**WORK TO COMPLETE**
Write out all records as given; omit images.

▼

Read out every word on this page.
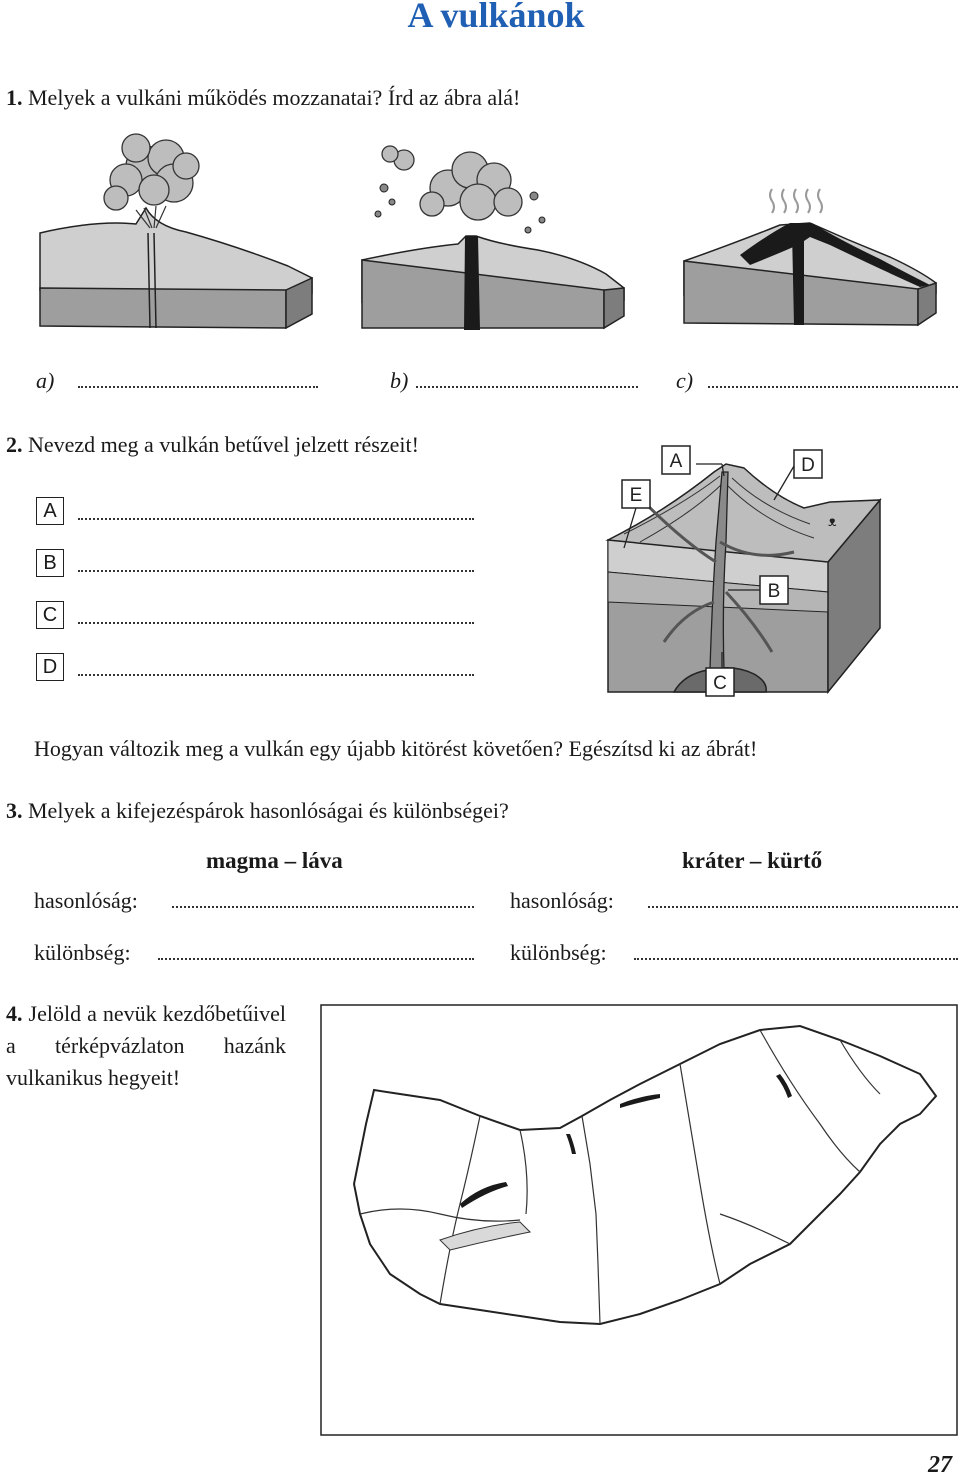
A vulkánok
1. Melyek a vulkáni működés mozzanatai? Írd az ábra alá!
a)	b)	c)
2. Nevezd meg a vulkán betűvel jelzett részeit!
A
B
C
D
ᴥ
A	D
E
B
C
Hogyan változik meg a vulkán egy újabb kitörést követően? Egészítsd ki az ábrát!
3. Melyek a kifejezéspárok hasonlóságai és különbségei?
magma – láva	kráter – kürtő
hasonlóság:	hasonlóság:
különbség:	különbség:
4. Jelöld a nevük kezdőbetűivel a térképvázlaton hazánk vulkanikus hegyeit!
27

▲

**SOLUTION FOR THIS EXERCISE**
Read out every word on this page.
A vulkánok
1. Melyek a vulkáni működés mozzanatai? Írd az ábra alá!
a)	b)	c)
2. Nevezd meg a vulkán betűvel jelzett részeit!
A
B
C
D
ᴥ
A	D
E
B
C
Hogyan változik meg a vulkán egy újabb kitörést követően? Egészítsd ki az ábrát!
3. Melyek a kifejezéspárok hasonlóságai és különbségei?
magma – láva	kráter – kürtő
hasonlóság:	hasonlóság:
különbség:	különbség:
4. Jelöld a nevük kezdőbetűivel a térképvázlaton hazánk vulkanikus hegyeit!
27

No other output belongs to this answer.